Start of MATERIAL PROVIDED

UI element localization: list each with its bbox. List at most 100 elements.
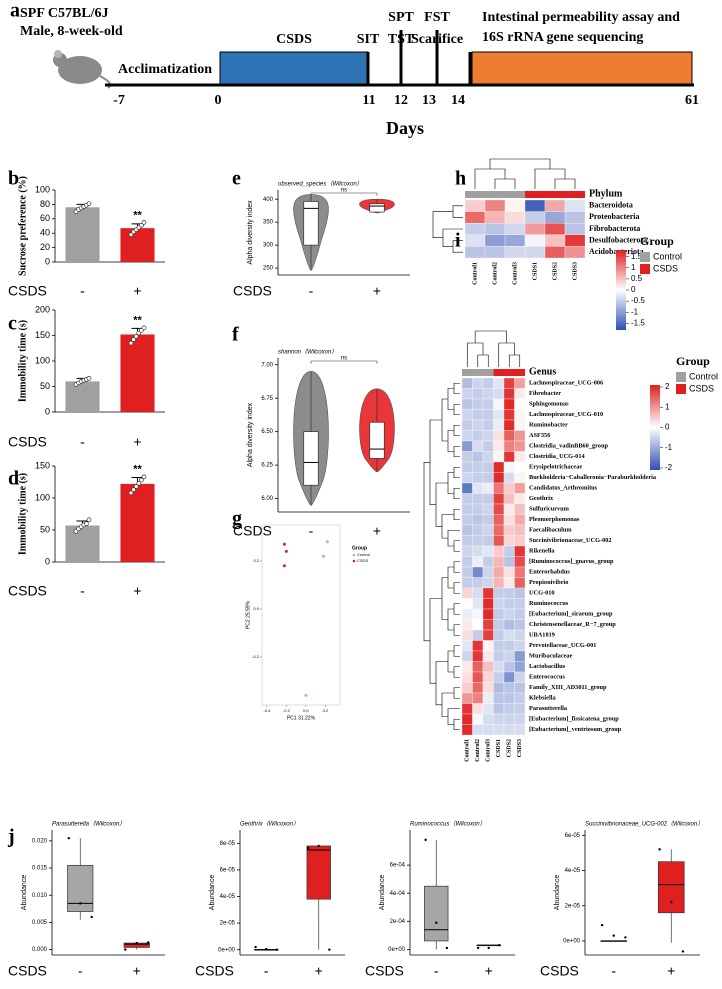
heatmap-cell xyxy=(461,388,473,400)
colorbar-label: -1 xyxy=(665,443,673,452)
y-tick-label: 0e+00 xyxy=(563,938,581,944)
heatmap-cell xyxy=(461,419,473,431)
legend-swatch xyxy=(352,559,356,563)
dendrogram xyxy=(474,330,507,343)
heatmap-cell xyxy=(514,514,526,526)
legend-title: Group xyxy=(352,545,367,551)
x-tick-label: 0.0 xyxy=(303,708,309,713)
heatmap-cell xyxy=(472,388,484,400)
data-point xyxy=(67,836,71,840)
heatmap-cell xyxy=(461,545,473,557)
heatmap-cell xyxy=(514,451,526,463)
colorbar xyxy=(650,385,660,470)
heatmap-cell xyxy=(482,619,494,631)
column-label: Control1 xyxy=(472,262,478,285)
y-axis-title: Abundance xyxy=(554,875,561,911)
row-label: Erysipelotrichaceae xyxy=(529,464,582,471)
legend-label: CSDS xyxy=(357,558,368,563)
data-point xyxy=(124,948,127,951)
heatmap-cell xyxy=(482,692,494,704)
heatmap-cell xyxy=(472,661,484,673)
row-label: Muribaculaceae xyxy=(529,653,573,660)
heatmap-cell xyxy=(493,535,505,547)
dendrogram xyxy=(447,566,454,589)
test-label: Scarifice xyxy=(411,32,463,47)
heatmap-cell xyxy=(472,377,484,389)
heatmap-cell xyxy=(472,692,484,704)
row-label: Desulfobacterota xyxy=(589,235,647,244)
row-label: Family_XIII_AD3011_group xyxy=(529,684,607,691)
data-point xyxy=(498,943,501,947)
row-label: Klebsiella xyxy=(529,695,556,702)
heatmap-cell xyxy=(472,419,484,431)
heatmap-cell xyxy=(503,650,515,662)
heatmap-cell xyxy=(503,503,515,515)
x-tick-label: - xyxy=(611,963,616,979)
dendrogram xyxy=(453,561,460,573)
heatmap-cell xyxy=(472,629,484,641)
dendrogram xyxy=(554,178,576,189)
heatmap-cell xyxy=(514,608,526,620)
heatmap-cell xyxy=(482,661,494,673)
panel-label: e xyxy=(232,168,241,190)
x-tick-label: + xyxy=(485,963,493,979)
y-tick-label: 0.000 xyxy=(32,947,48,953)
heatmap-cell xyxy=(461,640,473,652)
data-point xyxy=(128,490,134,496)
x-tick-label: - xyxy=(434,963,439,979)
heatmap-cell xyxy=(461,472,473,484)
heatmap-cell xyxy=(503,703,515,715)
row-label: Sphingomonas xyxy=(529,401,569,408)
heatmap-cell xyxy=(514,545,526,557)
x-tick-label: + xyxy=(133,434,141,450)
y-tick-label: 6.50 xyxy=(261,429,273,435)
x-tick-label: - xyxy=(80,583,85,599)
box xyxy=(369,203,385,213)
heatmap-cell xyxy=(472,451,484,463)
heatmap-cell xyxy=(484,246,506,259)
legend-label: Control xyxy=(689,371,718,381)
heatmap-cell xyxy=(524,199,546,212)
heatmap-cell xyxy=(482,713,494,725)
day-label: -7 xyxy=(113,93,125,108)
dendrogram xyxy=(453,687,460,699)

End of MATERIAL PROVIDED

STATED GOAL: Please pull out every line from the items above that contains the word "title", treating uppercase and lowercase as different.

SOLUTION BELOW:
legend-title: Group xyxy=(352,545,367,551)
y-axis-title: Abundance xyxy=(554,875,561,911)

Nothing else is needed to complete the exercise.